### SET PROBLEM
Find each line holding "your" and copy it out.

[Data items]
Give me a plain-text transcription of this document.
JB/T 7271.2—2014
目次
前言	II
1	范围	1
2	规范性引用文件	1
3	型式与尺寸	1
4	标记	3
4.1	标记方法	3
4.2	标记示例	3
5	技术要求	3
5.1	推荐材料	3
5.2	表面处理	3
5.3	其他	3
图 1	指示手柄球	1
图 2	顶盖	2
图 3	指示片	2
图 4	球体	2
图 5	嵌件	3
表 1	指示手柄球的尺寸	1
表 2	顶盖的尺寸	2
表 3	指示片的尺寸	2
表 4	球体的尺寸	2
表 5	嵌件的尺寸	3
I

--

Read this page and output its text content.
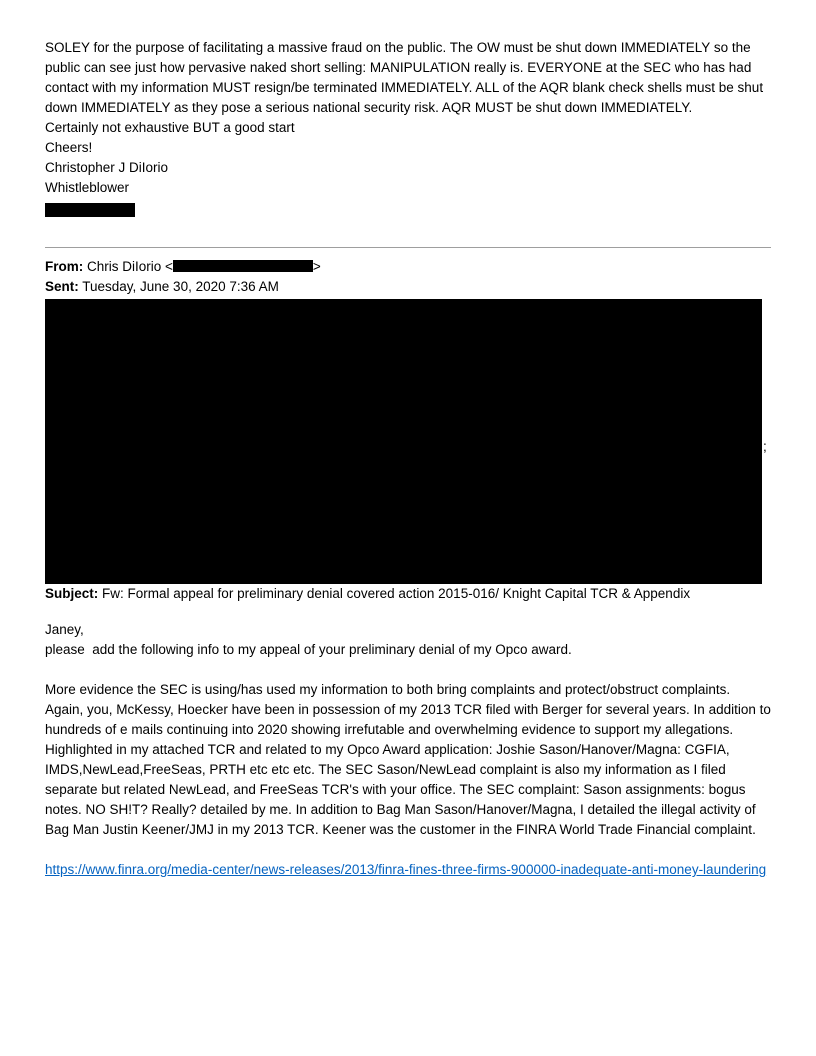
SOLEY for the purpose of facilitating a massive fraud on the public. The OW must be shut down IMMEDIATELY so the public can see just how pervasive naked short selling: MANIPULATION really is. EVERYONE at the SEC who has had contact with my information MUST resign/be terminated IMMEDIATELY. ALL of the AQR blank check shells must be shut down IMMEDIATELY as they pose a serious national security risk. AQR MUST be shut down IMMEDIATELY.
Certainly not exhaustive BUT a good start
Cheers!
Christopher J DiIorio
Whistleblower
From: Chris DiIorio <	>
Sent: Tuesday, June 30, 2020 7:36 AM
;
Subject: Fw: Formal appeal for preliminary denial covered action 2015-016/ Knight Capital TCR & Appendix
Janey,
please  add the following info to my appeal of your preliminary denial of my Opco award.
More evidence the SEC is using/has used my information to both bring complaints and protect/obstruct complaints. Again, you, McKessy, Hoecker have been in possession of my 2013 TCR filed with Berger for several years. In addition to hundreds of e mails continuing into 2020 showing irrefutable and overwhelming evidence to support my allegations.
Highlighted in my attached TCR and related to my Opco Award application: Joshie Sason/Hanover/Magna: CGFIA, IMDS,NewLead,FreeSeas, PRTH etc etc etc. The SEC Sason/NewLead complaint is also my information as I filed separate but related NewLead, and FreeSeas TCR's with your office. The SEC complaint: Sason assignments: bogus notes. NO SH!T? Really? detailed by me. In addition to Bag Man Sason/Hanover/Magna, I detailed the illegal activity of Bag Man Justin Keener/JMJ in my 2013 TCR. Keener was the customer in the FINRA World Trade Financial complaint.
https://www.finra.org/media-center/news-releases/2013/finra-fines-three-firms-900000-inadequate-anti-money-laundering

--

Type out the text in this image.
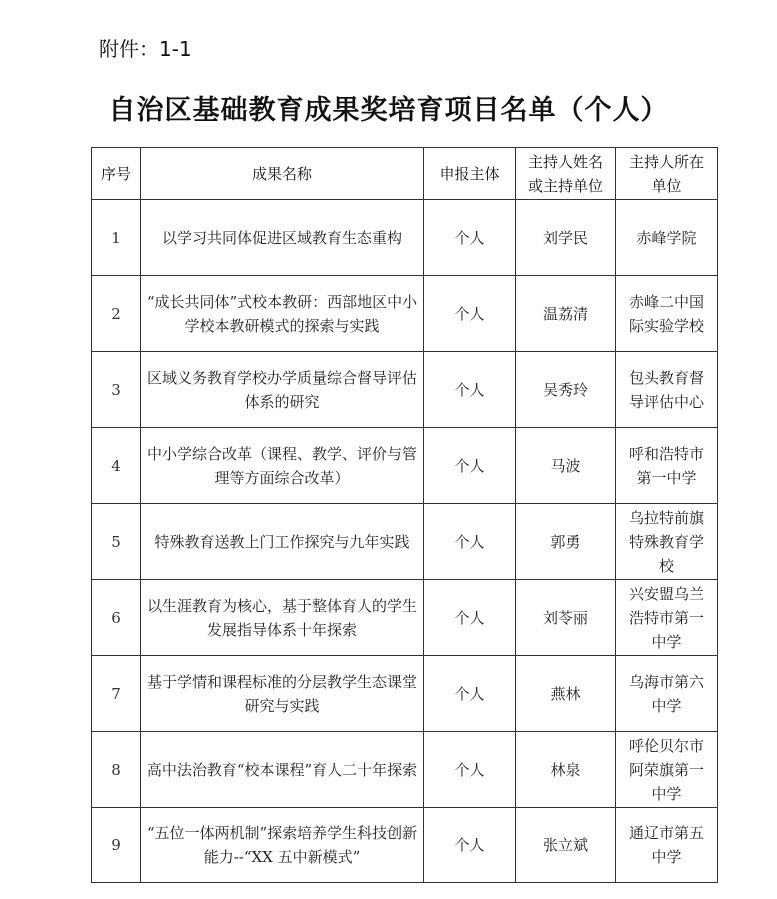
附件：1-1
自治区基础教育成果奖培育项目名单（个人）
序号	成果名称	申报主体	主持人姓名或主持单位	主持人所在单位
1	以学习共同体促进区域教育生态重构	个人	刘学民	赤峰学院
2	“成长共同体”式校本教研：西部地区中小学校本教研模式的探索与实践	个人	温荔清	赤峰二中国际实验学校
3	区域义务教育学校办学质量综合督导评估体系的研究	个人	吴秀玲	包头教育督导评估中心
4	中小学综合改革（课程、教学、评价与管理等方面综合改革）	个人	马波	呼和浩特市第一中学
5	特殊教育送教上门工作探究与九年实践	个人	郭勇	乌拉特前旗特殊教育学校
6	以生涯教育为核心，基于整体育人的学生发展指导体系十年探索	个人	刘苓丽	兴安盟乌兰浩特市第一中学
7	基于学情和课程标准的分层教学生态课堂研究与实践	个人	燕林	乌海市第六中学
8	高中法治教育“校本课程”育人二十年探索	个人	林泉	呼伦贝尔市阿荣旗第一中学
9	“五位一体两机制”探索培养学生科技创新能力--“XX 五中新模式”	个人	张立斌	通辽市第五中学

### WRITTEN REPLY
please  add the following info to my appeal of your preliminary denial of my Opco award.
Highlighted in my attached TCR and related to my Opco Award application: Joshie Sason/Hanover/Magna: CGFIA, IMDS,NewLead,FreeSeas, PRTH etc etc etc. The SEC Sason/NewLead complaint is also my information as I filed separate but related NewLead, and FreeSeas TCR's with your office. The SEC complaint: Sason assignments: bogus notes. NO SH!T? Really? detailed by me. In addition to Bag Man Sason/Hanover/Magna, I detailed the illegal activity of Bag Man Justin Keener/JMJ in my 2013 TCR. Keener was the customer in the FINRA World Trade Financial complaint.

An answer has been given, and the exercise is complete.